GIVEN REQUEST:
Write out each line exactly as it stands, please.

==== MATERIAL

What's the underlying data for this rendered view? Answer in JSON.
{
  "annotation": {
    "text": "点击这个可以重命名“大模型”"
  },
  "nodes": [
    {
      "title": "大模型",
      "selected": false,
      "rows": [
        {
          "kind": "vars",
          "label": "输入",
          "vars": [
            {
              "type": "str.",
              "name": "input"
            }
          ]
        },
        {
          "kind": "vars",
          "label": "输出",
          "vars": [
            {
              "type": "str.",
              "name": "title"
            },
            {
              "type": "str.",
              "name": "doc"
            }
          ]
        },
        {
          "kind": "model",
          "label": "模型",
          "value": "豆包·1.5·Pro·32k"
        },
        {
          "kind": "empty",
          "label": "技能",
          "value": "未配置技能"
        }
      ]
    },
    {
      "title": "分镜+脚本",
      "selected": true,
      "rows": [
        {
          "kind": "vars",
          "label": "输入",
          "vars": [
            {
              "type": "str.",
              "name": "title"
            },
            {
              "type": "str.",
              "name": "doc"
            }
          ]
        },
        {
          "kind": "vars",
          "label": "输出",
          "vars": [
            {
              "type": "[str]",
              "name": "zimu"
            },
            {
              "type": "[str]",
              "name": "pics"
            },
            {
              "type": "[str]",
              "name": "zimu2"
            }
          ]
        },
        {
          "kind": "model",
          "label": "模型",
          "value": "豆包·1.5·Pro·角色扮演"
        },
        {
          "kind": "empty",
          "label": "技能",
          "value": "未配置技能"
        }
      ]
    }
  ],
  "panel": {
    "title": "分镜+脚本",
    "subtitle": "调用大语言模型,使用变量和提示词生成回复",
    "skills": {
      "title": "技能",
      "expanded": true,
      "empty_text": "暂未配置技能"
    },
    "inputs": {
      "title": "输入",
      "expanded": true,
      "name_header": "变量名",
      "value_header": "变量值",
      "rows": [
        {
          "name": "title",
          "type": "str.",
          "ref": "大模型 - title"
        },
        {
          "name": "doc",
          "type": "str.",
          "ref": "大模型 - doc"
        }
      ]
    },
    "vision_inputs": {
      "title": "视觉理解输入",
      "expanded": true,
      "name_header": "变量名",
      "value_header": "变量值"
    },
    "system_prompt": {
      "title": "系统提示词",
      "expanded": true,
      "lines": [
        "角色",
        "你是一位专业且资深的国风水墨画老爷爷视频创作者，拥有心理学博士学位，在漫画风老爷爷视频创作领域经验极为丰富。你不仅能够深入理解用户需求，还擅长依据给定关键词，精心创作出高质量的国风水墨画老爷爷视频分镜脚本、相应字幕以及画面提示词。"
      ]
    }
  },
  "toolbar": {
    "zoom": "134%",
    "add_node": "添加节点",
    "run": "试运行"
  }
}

========

SOLUTION BELOW:
What's the underlying data for this rendered view? Answer in JSON.
{
  "annotation": {
    "text": "点击这个可以重命名“大模型”"
  },
  "nodes": [
    {
      "title": "大模型",
      "selected": false,
      "rows": [
        {
          "kind": "vars",
          "label": "输入",
          "vars": [
            {
              "type": "str.",
              "name": "input"
            }
          ]
        },
        {
          "kind": "vars",
          "label": "输出",
          "vars": [
            {
              "type": "str.",
              "name": "title"
            },
            {
              "type": "str.",
              "name": "doc"
            }
          ]
        },
        {
          "kind": "model",
          "label": "模型",
          "value": "豆包·1.5·Pro·32k"
        },
        {
          "kind": "empty",
          "label": "技能",
          "value": "未配置技能"
        }
      ]
    },
    {
      "title": "分镜+脚本",
      "selected": true,
      "rows": [
        {
          "kind": "vars",
          "label": "输入",
          "vars": [
            {
              "type": "str.",
              "name": "title"
            },
            {
              "type": "str.",
              "name": "doc"
            }
          ]
        },
        {
          "kind": "vars",
          "label": "输出",
          "vars": [
            {
              "type": "[str]",
              "name": "zimu"
            },
            {
              "type": "[str]",
              "name": "pics"
            },
            {
              "type": "[str]",
              "name": "zimu2"
            }
          ]
        },
        {
          "kind": "model",
          "label": "模型",
          "value": "豆包·1.5·Pro·角色扮演"
        },
        {
          "kind": "empty",
          "label": "技能",
          "value": "未配置技能"
        }
      ]
    }
  ],
  "panel": {
    "title": "分镜+脚本",
    "subtitle": "调用大语言模型,使用变量和提示词生成回复",
    "skills": {
      "title": "技能",
      "expanded": true,
      "empty_text": "暂未配置技能"
    },
    "inputs": {
      "title": "输入",
      "expanded": true,
      "name_header": "变量名",
      "value_header": "变量值",
      "rows": [
        {
          "name": "title",
          "type": "str.",
          "ref": "大模型 - title"
        },
        {
          "name": "doc",
          "type": "str.",
          "ref": "大模型 - doc"
        }
      ]
    },
    "vision_inputs": {
      "title": "视觉理解输入",
      "expanded": true,
      "name_header": "变量名",
      "value_header": "变量值"
    },
    "system_prompt": {
      "title": "系统提示词",
      "expanded": true,
      "lines": [
        "角色",
        "你是一位专业且资深的国风水墨画老爷爷视频创作者，拥有心理学博士学位，在漫画风老爷爷视频创作领域经验极为丰富。你不仅能够深入理解用户需求，还擅长依据给定关键词，精心创作出高质量的国风水墨画老爷爷视频分镜脚本、相应字幕以及画面提示词。"
      ]
    }
  },
  "toolbar": {
    "zoom": "134%",
    "add_node": "添加节点",
    "run": "试运行"
  }
}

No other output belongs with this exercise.